Please output the lines shown below exactly as they appear.
** Start of Records to use **
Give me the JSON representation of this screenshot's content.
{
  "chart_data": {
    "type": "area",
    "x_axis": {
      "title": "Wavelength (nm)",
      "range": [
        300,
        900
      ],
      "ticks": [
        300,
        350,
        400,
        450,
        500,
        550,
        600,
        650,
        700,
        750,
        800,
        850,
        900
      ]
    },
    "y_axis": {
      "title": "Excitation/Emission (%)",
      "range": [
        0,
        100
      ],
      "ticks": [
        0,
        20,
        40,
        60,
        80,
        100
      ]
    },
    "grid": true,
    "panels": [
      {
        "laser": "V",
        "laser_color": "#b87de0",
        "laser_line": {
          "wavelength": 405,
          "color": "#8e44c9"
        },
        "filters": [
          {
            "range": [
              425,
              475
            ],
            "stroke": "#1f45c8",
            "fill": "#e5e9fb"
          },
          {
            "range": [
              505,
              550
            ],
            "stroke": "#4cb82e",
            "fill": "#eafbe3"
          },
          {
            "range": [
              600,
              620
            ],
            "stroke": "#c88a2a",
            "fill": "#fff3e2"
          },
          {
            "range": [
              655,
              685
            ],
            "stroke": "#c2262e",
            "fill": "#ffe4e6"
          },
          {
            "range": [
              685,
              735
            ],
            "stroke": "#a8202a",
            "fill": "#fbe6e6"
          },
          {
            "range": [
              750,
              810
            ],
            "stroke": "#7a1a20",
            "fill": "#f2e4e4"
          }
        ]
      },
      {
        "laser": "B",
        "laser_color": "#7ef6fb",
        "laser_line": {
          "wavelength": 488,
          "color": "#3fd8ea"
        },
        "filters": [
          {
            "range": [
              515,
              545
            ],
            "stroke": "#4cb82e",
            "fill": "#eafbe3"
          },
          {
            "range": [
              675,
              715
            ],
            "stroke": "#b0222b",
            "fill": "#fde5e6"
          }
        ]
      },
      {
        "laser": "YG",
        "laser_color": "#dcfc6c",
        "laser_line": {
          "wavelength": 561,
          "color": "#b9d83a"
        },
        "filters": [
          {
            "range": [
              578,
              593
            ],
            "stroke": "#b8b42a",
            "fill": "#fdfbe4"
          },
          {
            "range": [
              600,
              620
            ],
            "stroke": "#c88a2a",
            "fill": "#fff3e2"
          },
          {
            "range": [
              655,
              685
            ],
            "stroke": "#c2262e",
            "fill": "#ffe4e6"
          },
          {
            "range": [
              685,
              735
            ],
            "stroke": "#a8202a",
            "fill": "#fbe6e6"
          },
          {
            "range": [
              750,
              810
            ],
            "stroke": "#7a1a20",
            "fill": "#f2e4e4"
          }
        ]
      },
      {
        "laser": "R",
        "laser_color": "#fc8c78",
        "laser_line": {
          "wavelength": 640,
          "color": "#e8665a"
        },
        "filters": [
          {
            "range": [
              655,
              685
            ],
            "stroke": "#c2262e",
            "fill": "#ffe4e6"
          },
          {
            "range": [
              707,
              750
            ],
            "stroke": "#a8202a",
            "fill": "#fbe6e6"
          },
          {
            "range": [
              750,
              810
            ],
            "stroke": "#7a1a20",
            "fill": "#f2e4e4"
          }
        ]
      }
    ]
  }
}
** End of Records to use **
The output:
Give me the JSON representation of this screenshot's content.
{
  "chart_data": {
    "type": "area",
    "x_axis": {
      "title": "Wavelength (nm)",
      "range": [
        300,
        900
      ],
      "ticks": [
        300,
        350,
        400,
        450,
        500,
        550,
        600,
        650,
        700,
        750,
        800,
        850,
        900
      ]
    },
    "y_axis": {
      "title": "Excitation/Emission (%)",
      "range": [
        0,
        100
      ],
      "ticks": [
        0,
        20,
        40,
        60,
        80,
        100
      ]
    },
    "grid": true,
    "panels": [
      {
        "laser": "V",
        "laser_color": "#b87de0",
        "laser_line": {
          "wavelength": 405,
          "color": "#8e44c9"
        },
        "filters": [
          {
            "range": [
              425,
              475
            ],
            "stroke": "#1f45c8",
            "fill": "#e5e9fb"
          },
          {
            "range": [
              505,
              550
            ],
            "stroke": "#4cb82e",
            "fill": "#eafbe3"
          },
          {
            "range": [
              600,
              620
            ],
            "stroke": "#c88a2a",
            "fill": "#fff3e2"
          },
          {
            "range": [
              655,
              685
            ],
            "stroke": "#c2262e",
            "fill": "#ffe4e6"
          },
          {
            "range": [
              685,
              735
            ],
            "stroke": "#a8202a",
            "fill": "#fbe6e6"
          },
          {
            "range": [
              750,
              810
            ],
            "stroke": "#7a1a20",
            "fill": "#f2e4e4"
          }
        ]
      },
      {
        "laser": "B",
        "laser_color": "#7ef6fb",
        "laser_line": {
          "wavelength": 488,
          "color": "#3fd8ea"
        },
        "filters": [
          {
            "range": [
              515,
              545
            ],
            "stroke": "#4cb82e",
            "fill": "#eafbe3"
          },
          {
            "range": [
              675,
              715
            ],
            "stroke": "#b0222b",
            "fill": "#fde5e6"
          }
        ]
      },
      {
        "laser": "YG",
        "laser_color": "#dcfc6c",
        "laser_line": {
          "wavelength": 561,
          "color": "#b9d83a"
        },
        "filters": [
          {
            "range": [
              578,
              593
            ],
            "stroke": "#b8b42a",
            "fill": "#fdfbe4"
          },
          {
            "range": [
              600,
              620
            ],
            "stroke": "#c88a2a",
            "fill": "#fff3e2"
          },
          {
            "range": [
              655,
              685
            ],
            "stroke": "#c2262e",
            "fill": "#ffe4e6"
          },
          {
            "range": [
              685,
              735
            ],
            "stroke": "#a8202a",
            "fill": "#fbe6e6"
          },
          {
            "range": [
              750,
              810
            ],
            "stroke": "#7a1a20",
            "fill": "#f2e4e4"
          }
        ]
      },
      {
        "laser": "R",
        "laser_color": "#fc8c78",
        "laser_line": {
          "wavelength": 640,
          "color": "#e8665a"
        },
        "filters": [
          {
            "range": [
              655,
              685
            ],
            "stroke": "#c2262e",
            "fill": "#ffe4e6"
          },
          {
            "range": [
              707,
              750
            ],
            "stroke": "#a8202a",
            "fill": "#fbe6e6"
          },
          {
            "range": [
              750,
              810
            ],
            "stroke": "#7a1a20",
            "fill": "#f2e4e4"
          }
        ]
      }
    ]
  }
}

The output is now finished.